From the entries below, pull out each line where "this" appears.

[Dataset entries]
• • • • • • •
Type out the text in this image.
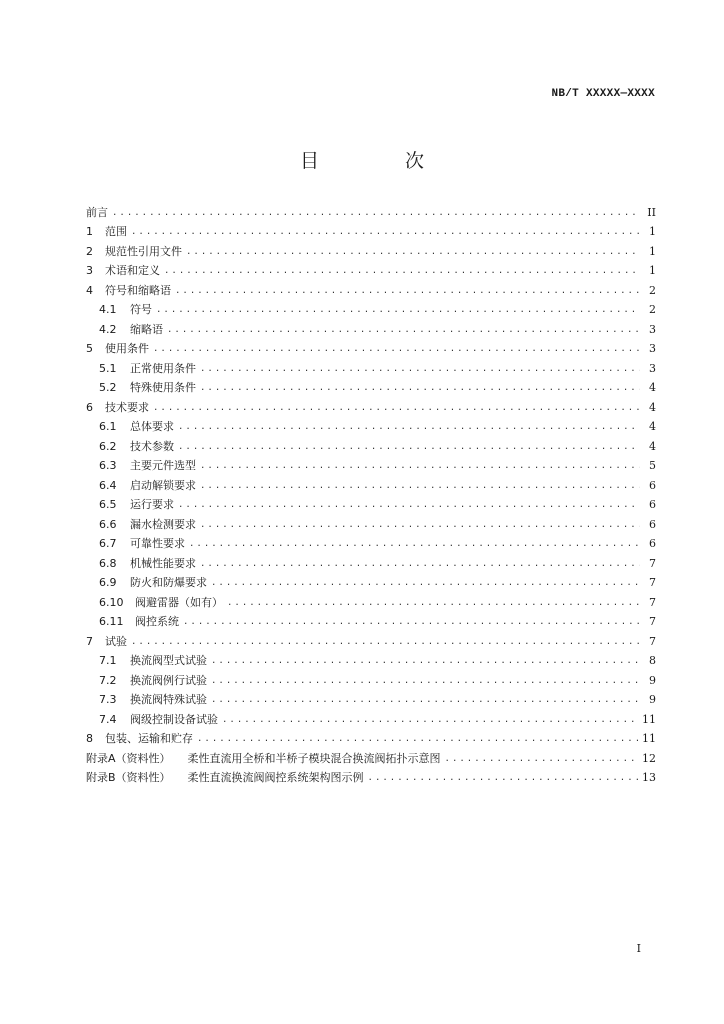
NB/T XXXXX—XXXX
目 次
前言 .....	II
1	范围 .....	1
2	规范性引用文件 .....	1
3	术语和定义 .....	1
4	符号和缩略语 .....	2
4.1	符号 .....	2
4.2	缩略语 .....	3
5	使用条件 .....	3
5.1	正常使用条件 .....	3
5.2	特殊使用条件 .....	4
6	技术要求 .....	4
6.1	总体要求 .....	4
6.2	技术参数 .....	4
6.3	主要元件选型 .....	5
6.4	启动解锁要求 .....	6
6.5	运行要求 .....	6
6.6	漏水检测要求 .....	6
6.7	可靠性要求 .....	6
6.8	机械性能要求 .....	7
6.9	防火和防爆要求 .....	7
6.10	阀避雷器（如有） .....	7
6.11	阀控系统 .....	7
7	试验 .....	7
7.1	换流阀型式试验 .....	8
7.2	换流阀例行试验 .....	9
7.3	换流阀特殊试验 .....	9
7.4	阀级控制设备试验 .....	11
8	包装、运输和贮存 .....	11
附录A（资料性） 柔性直流用全桥和半桥子模块混合换流阀拓扑示意图 .....	12
附录B（资料性） 柔性直流换流阀阀控系统架构图示例 .....	13
I
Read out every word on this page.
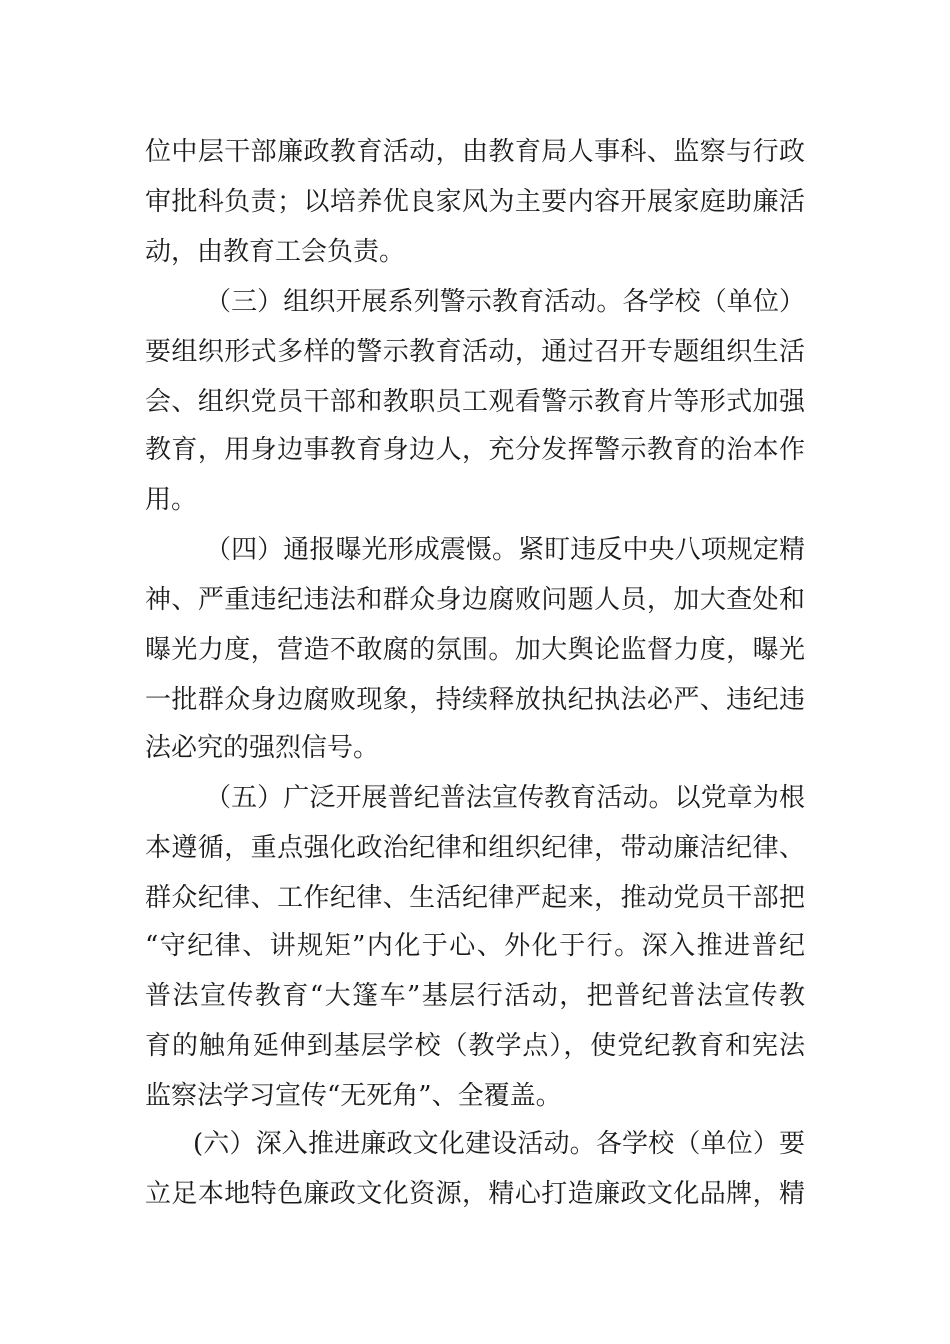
位中层干部廉政教育活动，由教育局人事科、监察与行政
审批科负责；以培养优良家风为主要内容开展家庭助廉活
动，由教育工会负责。
（三）组织开展系列警示教育活动。各学校（单位）
要组织形式多样的警示教育活动，通过召开专题组织生活
会、组织党员干部和教职员工观看警示教育片等形式加强
教育，用身边事教育身边人，充分发挥警示教育的治本作
用。
（四）通报曝光形成震慑。紧盯违反中央八项规定精
神、严重违纪违法和群众身边腐败问题人员，加大查处和
曝光力度，营造不敢腐的氛围。加大舆论监督力度，曝光
一批群众身边腐败现象，持续释放执纪执法必严、违纪违
法必究的强烈信号。
（五）广泛开展普纪普法宣传教育活动。以党章为根
本遵循，重点强化政治纪律和组织纪律，带动廉洁纪律、
群众纪律、工作纪律、生活纪律严起来，推动党员干部把
“守纪律、讲规矩”内化于心、外化于行。深入推进普纪
普法宣传教育“大篷车”基层行活动，把普纪普法宣传教
育的触角延伸到基层学校（教学点），使党纪教育和宪法
监察法学习宣传“无死角”、全覆盖。
(六）深入推进廉政文化建设活动。各学校（单位）要
立足本地特色廉政文化资源，精心打造廉政文化品牌，精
• • • • • • •
EXERCISE RESPONSE
Type out the text in this image.
Read out every word on this page.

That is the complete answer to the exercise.